Your objective
Retype the complete listing exactly as it appears.

>> BEGIN Information provided

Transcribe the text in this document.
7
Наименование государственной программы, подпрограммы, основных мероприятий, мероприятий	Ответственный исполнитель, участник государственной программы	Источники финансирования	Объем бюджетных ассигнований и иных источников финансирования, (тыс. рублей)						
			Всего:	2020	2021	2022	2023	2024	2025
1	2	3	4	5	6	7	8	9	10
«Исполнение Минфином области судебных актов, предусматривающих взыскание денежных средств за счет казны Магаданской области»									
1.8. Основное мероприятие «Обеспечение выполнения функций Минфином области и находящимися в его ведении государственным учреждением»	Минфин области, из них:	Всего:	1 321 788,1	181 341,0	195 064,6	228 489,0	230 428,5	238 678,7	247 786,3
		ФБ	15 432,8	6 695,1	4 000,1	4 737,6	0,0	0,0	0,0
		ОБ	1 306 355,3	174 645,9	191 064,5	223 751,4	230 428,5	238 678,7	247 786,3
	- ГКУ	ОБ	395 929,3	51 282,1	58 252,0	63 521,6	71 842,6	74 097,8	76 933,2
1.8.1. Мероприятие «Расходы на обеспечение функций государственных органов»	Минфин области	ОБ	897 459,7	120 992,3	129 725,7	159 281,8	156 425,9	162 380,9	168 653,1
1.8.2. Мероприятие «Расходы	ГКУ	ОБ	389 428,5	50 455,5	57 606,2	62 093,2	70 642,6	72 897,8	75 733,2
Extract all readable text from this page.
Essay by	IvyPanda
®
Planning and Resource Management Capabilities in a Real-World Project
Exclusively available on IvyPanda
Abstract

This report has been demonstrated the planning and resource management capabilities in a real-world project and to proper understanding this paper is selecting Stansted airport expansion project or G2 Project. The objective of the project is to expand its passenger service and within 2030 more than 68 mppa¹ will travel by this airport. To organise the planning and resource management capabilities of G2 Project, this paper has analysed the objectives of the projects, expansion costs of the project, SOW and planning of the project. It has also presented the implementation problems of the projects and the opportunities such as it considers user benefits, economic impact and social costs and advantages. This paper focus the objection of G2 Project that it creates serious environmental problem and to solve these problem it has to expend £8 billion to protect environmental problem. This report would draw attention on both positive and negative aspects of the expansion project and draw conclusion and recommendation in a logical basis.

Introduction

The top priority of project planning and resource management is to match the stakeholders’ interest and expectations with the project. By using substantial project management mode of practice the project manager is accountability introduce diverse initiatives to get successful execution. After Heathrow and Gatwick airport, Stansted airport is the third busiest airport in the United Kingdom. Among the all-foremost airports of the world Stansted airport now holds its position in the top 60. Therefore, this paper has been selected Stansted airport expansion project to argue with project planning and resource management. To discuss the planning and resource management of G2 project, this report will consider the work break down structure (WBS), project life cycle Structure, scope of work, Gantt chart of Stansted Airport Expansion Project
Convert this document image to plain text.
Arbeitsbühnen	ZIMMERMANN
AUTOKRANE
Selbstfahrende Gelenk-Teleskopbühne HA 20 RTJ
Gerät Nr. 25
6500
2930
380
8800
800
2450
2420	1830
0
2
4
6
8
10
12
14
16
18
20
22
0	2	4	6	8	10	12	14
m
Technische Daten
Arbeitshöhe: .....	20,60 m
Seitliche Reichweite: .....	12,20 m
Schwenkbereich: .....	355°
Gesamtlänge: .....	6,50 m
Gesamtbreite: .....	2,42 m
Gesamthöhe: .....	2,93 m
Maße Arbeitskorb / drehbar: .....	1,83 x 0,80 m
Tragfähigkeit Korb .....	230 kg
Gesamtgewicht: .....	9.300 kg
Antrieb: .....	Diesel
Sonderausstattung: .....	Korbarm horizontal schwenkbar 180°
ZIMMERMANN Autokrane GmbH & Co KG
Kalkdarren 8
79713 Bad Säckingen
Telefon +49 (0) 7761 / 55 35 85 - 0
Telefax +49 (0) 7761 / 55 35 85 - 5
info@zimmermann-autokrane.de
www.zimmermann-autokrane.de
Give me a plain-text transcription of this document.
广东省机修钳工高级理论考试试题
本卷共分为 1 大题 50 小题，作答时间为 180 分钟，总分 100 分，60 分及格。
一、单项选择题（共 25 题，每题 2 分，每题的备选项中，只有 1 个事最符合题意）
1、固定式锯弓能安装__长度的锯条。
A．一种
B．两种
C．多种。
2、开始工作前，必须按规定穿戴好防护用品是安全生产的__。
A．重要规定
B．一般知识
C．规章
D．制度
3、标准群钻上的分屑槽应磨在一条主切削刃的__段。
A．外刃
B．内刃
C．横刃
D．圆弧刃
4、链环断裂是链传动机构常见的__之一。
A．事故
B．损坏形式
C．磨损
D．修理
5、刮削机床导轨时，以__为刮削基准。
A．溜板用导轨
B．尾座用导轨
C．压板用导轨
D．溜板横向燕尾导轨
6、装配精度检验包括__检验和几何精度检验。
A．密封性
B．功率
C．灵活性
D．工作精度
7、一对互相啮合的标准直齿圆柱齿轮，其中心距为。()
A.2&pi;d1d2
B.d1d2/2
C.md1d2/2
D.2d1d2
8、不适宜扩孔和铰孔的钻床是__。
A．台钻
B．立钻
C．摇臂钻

>> END Information provided

Output of the task
Transcribe the text in this document.
7
Наименование государственной программы, подпрограммы, основных мероприятий, мероприятий	Ответственный исполнитель, участник государственной программы	Источники финансирования	Объем бюджетных ассигнований и иных источников финансирования, (тыс. рублей)						
			Всего:	2020	2021	2022	2023	2024	2025
1	2	3	4	5	6	7	8	9	10
«Исполнение Минфином области судебных актов, предусматривающих взыскание денежных средств за счет казны Магаданской области»									
1.8. Основное мероприятие «Обеспечение выполнения функций Минфином области и находящимися в его ведении государственным учреждением»	Минфин области, из них:	Всего:	1 321 788,1	181 341,0	195 064,6	228 489,0	230 428,5	238 678,7	247 786,3
		ФБ	15 432,8	6 695,1	4 000,1	4 737,6	0,0	0,0	0,0
		ОБ	1 306 355,3	174 645,9	191 064,5	223 751,4	230 428,5	238 678,7	247 786,3
	- ГКУ	ОБ	395 929,3	51 282,1	58 252,0	63 521,6	71 842,6	74 097,8	76 933,2
1.8.1. Мероприятие «Расходы на обеспечение функций государственных органов»	Минфин области	ОБ	897 459,7	120 992,3	129 725,7	159 281,8	156 425,9	162 380,9	168 653,1
1.8.2. Мероприятие «Расходы	ГКУ	ОБ	389 428,5	50 455,5	57 606,2	62 093,2	70 642,6	72 897,8	75 733,2
Extract all readable text from this page.
Essay by	IvyPanda
®
Planning and Resource Management Capabilities in a Real-World Project
Exclusively available on IvyPanda
Abstract

This report has been demonstrated the planning and resource management capabilities in a real-world project and to proper understanding this paper is selecting Stansted airport expansion project or G2 Project. The objective of the project is to expand its passenger service and within 2030 more than 68 mppa¹ will travel by this airport. To organise the planning and resource management capabilities of G2 Project, this paper has analysed the objectives of the projects, expansion costs of the project, SOW and planning of the project. It has also presented the implementation problems of the projects and the opportunities such as it considers user benefits, economic impact and social costs and advantages. This paper focus the objection of G2 Project that it creates serious environmental problem and to solve these problem it has to expend £8 billion to protect environmental problem. This report would draw attention on both positive and negative aspects of the expansion project and draw conclusion and recommendation in a logical basis.

Introduction

The top priority of project planning and resource management is to match the stakeholders’ interest and expectations with the project. By using substantial project management mode of practice the project manager is accountability introduce diverse initiatives to get successful execution. After Heathrow and Gatwick airport, Stansted airport is the third busiest airport in the United Kingdom. Among the all-foremost airports of the world Stansted airport now holds its position in the top 60. Therefore, this paper has been selected Stansted airport expansion project to argue with project planning and resource management. To discuss the planning and resource management of G2 project, this report will consider the work break down structure (WBS), project life cycle Structure, scope of work, Gantt chart of Stansted Airport Expansion Project
Convert this document image to plain text.
Arbeitsbühnen	ZIMMERMANN
AUTOKRANE
Selbstfahrende Gelenk-Teleskopbühne HA 20 RTJ
Gerät Nr. 25
6500
2930
380
8800
800
2450
2420	1830
0
2
4
6
8
10
12
14
16
18
20
22
0	2	4	6	8	10	12	14
m
Technische Daten
Arbeitshöhe: .....	20,60 m
Seitliche Reichweite: .....	12,20 m
Schwenkbereich: .....	355°
Gesamtlänge: .....	6,50 m
Gesamtbreite: .....	2,42 m
Gesamthöhe: .....	2,93 m
Maße Arbeitskorb / drehbar: .....	1,83 x 0,80 m
Tragfähigkeit Korb .....	230 kg
Gesamtgewicht: .....	9.300 kg
Antrieb: .....	Diesel
Sonderausstattung: .....	Korbarm horizontal schwenkbar 180°
ZIMMERMANN Autokrane GmbH & Co KG
Kalkdarren 8
79713 Bad Säckingen
Telefon +49 (0) 7761 / 55 35 85 - 0
Telefax +49 (0) 7761 / 55 35 85 - 5
info@zimmermann-autokrane.de
www.zimmermann-autokrane.de
Give me a plain-text transcription of this document.
广东省机修钳工高级理论考试试题
本卷共分为 1 大题 50 小题，作答时间为 180 分钟，总分 100 分，60 分及格。
一、单项选择题（共 25 题，每题 2 分，每题的备选项中，只有 1 个事最符合题意）
1、固定式锯弓能安装__长度的锯条。
A．一种
B．两种
C．多种。
2、开始工作前，必须按规定穿戴好防护用品是安全生产的__。
A．重要规定
B．一般知识
C．规章
D．制度
3、标准群钻上的分屑槽应磨在一条主切削刃的__段。
A．外刃
B．内刃
C．横刃
D．圆弧刃
4、链环断裂是链传动机构常见的__之一。
A．事故
B．损坏形式
C．磨损
D．修理
5、刮削机床导轨时，以__为刮削基准。
A．溜板用导轨
B．尾座用导轨
C．压板用导轨
D．溜板横向燕尾导轨
6、装配精度检验包括__检验和几何精度检验。
A．密封性
B．功率
C．灵活性
D．工作精度
7、一对互相啮合的标准直齿圆柱齿轮，其中心距为。()
A.2&pi;d1d2
B.d1d2/2
C.md1d2/2
D.2d1d2
8、不适宜扩孔和铰孔的钻床是__。
A．台钻
B．立钻
C．摇臂钻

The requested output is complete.